▶ [EXERCISE TASK] Reproduce the entries word for word, and omit any picture you find in them.

-- start --

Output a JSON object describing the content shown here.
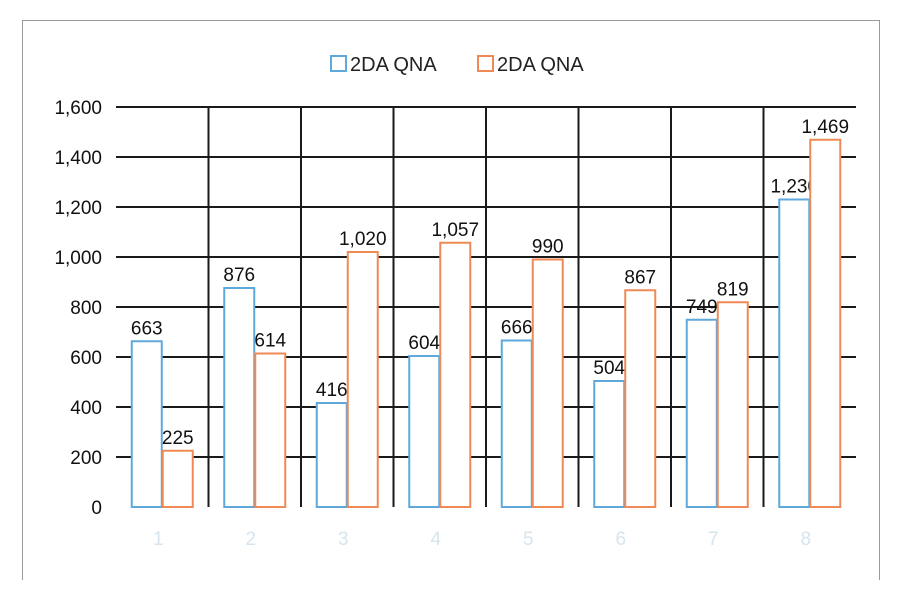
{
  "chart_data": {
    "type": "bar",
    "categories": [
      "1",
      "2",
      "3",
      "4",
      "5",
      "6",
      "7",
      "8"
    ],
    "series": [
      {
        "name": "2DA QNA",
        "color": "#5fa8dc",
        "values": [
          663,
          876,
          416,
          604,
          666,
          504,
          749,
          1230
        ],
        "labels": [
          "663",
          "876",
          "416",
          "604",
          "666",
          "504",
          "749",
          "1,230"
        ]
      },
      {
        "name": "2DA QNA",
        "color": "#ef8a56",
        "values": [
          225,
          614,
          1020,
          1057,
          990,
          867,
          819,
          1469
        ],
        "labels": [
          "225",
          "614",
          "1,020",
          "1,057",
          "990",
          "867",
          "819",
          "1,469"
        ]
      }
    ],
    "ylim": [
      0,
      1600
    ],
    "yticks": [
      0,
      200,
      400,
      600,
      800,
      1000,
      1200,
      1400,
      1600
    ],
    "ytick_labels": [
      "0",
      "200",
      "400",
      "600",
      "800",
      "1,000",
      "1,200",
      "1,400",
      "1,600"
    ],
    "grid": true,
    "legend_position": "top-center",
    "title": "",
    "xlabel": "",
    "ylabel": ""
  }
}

-- end --

▶ [EXERCISE RESULT]
Output a JSON object describing the content shown here.
{
  "chart_data": {
    "type": "bar",
    "categories": [
      "1",
      "2",
      "3",
      "4",
      "5",
      "6",
      "7",
      "8"
    ],
    "series": [
      {
        "name": "2DA QNA",
        "color": "#5fa8dc",
        "values": [
          663,
          876,
          416,
          604,
          666,
          504,
          749,
          1230
        ],
        "labels": [
          "663",
          "876",
          "416",
          "604",
          "666",
          "504",
          "749",
          "1,230"
        ]
      },
      {
        "name": "2DA QNA",
        "color": "#ef8a56",
        "values": [
          225,
          614,
          1020,
          1057,
          990,
          867,
          819,
          1469
        ],
        "labels": [
          "225",
          "614",
          "1,020",
          "1,057",
          "990",
          "867",
          "819",
          "1,469"
        ]
      }
    ],
    "ylim": [
      0,
      1600
    ],
    "yticks": [
      0,
      200,
      400,
      600,
      800,
      1000,
      1200,
      1400,
      1600
    ],
    "ytick_labels": [
      "0",
      "200",
      "400",
      "600",
      "800",
      "1,000",
      "1,200",
      "1,400",
      "1,600"
    ],
    "grid": true,
    "legend_position": "top-center",
    "title": "",
    "xlabel": "",
    "ylabel": ""
  }
}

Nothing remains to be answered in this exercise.